Within the records below, find each line that holds the string "Powstańców", then copy it.
━━━ Listed records
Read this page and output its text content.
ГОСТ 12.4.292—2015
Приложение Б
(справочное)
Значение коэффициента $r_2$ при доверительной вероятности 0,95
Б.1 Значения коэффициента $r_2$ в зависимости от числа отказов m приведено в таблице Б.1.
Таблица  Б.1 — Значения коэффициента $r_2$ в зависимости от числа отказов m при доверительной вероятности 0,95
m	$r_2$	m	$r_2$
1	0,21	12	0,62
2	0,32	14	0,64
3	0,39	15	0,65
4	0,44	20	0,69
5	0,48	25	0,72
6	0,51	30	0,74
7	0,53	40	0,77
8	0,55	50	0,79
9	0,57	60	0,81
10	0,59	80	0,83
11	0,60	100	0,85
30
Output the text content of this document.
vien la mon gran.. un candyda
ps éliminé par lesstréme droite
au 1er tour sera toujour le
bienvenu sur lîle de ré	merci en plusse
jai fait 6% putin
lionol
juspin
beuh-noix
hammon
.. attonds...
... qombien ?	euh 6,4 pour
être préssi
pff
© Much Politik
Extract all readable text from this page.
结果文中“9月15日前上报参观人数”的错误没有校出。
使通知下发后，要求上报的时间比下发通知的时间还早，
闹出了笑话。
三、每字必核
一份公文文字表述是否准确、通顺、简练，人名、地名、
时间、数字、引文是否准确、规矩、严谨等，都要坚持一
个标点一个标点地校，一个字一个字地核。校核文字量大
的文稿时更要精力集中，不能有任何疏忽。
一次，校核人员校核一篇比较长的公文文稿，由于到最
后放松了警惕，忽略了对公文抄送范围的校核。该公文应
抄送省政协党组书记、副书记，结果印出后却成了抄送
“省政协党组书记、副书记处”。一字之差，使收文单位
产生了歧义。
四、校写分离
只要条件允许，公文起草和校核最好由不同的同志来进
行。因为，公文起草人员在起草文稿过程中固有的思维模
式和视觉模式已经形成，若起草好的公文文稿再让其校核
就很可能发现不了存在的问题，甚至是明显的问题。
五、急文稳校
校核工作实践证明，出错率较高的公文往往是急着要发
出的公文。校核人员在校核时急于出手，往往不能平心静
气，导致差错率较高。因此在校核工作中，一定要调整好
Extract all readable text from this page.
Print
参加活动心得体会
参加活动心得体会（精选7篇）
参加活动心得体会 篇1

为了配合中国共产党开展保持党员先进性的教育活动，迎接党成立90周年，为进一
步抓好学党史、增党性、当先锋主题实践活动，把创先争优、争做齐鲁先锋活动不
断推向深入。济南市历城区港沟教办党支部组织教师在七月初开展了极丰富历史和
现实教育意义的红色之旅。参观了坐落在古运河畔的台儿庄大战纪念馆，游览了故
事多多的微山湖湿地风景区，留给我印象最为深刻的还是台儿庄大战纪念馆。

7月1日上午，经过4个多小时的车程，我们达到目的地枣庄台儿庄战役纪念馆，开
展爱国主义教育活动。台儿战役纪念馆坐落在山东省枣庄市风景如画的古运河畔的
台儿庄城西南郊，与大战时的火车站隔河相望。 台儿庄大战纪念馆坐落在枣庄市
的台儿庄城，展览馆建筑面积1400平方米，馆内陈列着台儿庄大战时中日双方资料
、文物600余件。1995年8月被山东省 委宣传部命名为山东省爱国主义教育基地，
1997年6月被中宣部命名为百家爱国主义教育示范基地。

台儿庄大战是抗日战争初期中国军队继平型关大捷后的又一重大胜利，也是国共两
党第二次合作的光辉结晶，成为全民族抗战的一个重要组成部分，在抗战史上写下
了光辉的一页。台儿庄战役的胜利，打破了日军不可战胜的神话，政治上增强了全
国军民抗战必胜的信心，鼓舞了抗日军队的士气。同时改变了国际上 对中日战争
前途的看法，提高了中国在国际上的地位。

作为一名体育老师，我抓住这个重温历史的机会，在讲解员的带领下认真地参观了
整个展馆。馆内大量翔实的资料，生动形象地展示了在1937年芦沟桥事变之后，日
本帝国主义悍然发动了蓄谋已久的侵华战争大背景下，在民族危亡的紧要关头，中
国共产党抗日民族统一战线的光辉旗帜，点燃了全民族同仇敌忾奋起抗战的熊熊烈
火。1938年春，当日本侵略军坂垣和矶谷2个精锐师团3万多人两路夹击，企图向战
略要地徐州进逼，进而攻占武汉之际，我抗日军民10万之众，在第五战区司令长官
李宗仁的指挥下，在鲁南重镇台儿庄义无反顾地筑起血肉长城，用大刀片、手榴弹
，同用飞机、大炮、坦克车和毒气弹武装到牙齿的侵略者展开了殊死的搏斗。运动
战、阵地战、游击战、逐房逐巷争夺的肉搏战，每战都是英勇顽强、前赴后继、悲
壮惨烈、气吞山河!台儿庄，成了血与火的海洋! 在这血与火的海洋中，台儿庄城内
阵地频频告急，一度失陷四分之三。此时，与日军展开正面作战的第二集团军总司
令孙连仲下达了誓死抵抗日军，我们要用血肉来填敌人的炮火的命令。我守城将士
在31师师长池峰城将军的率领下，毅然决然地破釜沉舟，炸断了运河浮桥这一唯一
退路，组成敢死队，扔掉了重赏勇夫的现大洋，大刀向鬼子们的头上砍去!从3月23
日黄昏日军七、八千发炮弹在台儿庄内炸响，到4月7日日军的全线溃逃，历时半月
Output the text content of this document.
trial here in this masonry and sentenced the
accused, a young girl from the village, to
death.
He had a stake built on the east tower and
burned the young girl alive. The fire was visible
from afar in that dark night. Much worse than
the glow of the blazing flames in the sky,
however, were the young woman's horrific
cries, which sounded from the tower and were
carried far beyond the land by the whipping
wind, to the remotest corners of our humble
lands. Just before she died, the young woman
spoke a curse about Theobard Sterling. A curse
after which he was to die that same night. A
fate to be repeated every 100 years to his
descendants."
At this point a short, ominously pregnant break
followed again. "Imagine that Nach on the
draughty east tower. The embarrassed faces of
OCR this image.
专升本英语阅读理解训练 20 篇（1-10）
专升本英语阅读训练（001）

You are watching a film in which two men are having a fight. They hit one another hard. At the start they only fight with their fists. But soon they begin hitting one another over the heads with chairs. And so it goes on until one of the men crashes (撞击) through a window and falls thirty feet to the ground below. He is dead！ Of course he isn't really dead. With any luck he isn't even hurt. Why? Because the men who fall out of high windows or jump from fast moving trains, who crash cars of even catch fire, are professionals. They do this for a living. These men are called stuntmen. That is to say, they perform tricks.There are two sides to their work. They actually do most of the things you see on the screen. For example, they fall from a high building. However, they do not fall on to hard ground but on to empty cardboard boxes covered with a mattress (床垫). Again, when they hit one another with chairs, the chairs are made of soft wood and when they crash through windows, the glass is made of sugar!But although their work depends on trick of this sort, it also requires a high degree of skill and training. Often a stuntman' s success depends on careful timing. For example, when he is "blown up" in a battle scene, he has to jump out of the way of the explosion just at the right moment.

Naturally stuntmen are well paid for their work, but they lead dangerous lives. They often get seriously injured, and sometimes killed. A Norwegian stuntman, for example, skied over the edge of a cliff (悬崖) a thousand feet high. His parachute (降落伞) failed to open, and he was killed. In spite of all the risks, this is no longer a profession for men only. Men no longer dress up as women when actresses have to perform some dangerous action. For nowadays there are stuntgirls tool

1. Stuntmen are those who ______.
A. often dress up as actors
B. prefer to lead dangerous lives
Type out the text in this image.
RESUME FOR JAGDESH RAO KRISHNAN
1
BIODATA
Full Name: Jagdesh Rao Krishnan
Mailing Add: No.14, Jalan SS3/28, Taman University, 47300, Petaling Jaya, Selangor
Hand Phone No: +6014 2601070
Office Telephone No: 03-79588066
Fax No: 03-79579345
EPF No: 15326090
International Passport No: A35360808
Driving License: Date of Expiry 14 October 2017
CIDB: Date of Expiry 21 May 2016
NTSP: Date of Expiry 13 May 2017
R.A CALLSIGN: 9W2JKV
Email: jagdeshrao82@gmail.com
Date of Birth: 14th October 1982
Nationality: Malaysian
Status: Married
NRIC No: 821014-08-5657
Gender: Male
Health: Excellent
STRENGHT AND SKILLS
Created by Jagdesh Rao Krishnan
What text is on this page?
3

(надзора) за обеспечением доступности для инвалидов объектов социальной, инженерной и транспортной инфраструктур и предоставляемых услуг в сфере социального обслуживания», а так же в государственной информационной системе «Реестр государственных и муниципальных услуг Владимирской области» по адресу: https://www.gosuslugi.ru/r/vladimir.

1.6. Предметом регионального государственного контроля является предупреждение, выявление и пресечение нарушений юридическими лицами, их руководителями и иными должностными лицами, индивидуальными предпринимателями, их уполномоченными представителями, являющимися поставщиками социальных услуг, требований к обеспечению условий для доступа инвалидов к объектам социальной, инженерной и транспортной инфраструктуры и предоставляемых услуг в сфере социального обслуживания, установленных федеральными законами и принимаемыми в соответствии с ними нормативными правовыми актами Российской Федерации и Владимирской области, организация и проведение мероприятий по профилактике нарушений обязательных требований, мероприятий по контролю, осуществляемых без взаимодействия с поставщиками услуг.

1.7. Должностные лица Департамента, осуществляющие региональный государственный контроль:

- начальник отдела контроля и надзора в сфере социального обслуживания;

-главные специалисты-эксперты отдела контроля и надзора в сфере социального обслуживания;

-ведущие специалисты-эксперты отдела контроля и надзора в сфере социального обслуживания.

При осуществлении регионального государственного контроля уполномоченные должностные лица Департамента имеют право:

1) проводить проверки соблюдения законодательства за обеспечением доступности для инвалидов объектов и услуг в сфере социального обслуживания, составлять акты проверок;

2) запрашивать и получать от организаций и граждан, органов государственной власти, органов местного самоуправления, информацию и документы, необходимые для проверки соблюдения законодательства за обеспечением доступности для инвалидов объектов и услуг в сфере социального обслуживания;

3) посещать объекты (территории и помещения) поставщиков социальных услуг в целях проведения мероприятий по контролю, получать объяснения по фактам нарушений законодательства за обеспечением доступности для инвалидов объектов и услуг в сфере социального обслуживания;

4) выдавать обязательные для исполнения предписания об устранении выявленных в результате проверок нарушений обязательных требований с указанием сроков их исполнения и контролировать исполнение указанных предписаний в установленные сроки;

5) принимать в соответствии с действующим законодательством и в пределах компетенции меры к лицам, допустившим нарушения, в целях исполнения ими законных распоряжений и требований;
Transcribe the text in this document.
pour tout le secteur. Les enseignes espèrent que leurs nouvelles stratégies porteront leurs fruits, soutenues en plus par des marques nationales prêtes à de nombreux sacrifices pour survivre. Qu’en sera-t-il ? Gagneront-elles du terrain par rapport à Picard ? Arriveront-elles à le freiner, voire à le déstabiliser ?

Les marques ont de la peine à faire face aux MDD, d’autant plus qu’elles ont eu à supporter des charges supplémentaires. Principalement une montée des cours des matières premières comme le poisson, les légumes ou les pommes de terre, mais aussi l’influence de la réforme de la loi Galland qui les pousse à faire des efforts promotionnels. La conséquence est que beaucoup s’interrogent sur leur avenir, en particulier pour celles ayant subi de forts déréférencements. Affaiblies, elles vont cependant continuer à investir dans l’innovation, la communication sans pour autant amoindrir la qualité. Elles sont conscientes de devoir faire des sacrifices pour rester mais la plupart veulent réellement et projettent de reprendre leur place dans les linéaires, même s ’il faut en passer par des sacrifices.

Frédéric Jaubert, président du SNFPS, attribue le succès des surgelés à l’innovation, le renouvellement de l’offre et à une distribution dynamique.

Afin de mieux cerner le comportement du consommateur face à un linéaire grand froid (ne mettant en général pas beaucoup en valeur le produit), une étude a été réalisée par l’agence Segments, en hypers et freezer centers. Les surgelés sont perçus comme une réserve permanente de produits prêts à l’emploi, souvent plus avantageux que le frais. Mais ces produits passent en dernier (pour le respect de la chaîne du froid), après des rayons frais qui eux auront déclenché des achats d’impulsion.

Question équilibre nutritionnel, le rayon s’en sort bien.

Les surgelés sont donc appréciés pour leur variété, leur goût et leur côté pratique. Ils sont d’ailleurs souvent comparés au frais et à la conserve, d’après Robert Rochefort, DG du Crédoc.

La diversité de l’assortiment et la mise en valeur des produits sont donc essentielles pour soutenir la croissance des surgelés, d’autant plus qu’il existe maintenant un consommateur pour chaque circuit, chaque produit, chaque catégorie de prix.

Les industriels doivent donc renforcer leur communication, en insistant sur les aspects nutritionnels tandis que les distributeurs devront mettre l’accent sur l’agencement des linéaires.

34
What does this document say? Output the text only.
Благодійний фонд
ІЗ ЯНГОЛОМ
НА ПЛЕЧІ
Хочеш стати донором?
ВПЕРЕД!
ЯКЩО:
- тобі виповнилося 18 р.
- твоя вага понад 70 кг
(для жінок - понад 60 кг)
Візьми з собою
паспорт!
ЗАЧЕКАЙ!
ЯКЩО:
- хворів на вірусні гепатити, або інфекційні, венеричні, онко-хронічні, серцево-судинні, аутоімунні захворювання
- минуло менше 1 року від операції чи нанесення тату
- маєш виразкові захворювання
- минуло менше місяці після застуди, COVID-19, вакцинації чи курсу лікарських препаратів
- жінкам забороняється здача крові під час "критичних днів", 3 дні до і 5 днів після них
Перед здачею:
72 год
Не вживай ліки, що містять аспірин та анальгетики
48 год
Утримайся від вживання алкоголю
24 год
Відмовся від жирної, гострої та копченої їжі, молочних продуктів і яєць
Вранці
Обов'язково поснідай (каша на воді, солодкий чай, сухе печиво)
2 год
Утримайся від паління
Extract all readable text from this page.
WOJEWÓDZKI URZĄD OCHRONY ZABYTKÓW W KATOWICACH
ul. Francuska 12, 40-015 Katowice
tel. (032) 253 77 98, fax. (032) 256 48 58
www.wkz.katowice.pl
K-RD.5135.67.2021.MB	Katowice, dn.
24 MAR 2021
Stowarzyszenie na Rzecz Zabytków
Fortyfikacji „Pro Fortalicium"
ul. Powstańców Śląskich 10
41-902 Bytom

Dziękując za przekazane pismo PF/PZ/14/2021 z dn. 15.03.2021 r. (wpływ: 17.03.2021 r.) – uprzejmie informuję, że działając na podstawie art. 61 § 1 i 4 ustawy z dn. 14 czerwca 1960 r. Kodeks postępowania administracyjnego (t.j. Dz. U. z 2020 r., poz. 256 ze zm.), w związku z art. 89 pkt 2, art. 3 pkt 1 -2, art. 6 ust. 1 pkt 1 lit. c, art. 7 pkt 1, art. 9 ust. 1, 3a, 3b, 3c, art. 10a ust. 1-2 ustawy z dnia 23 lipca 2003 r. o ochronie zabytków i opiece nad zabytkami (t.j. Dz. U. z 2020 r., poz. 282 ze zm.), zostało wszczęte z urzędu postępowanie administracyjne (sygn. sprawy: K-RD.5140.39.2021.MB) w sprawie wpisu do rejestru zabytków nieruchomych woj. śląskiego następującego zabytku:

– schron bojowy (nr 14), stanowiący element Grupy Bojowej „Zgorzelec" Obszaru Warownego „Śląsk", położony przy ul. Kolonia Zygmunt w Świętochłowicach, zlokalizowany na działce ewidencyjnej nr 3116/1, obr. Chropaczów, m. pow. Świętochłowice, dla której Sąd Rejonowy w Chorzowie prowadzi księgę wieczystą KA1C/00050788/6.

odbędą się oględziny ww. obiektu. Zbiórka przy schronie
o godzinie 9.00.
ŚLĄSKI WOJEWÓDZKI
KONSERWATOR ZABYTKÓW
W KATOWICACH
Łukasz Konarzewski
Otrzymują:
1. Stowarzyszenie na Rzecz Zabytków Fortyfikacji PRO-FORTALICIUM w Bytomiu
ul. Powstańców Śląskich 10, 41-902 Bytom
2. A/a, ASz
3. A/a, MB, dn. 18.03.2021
━━━━━━
[Solution to the problem]
ul. Powstańców Śląskich 10
ul. Powstańców Śląskich 10, 41-902 Bytom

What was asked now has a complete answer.